> **Stated exercise**
Copy out each line that has "document" in it.

> **Data section**
[start]
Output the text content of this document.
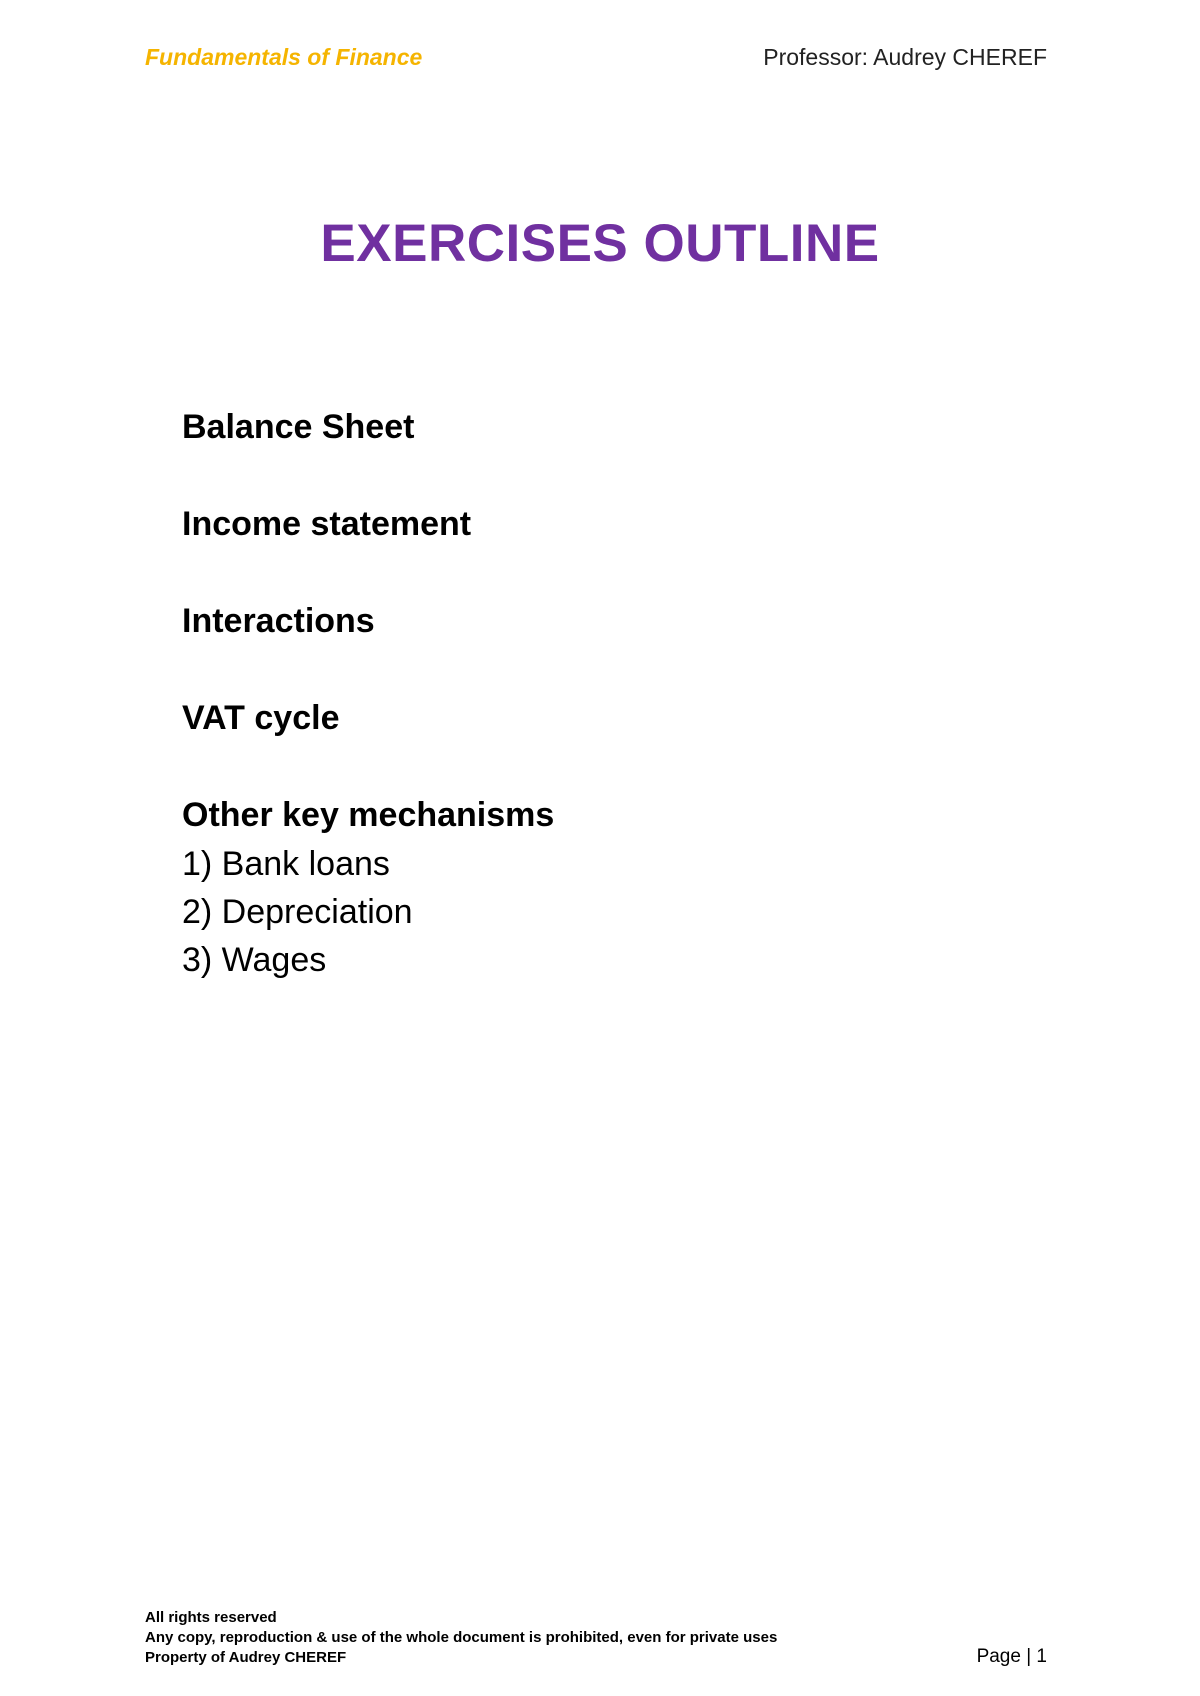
Fundamentals of Finance	Professor: Audrey CHEREF
EXERCISES OUTLINE
Balance Sheet
Income statement
Interactions
VAT cycle
Other key mechanisms
1) Bank loans
2) Depreciation
3) Wages
All rights reserved
Any copy, reproduction & use of the whole document is prohibited, even for private uses
Property of Audrey CHEREF	Page | 1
[end]
> **Solution to this task**
Output the text content of this document.
Any copy, reproduction & use of the whole document is prohibited, even for private uses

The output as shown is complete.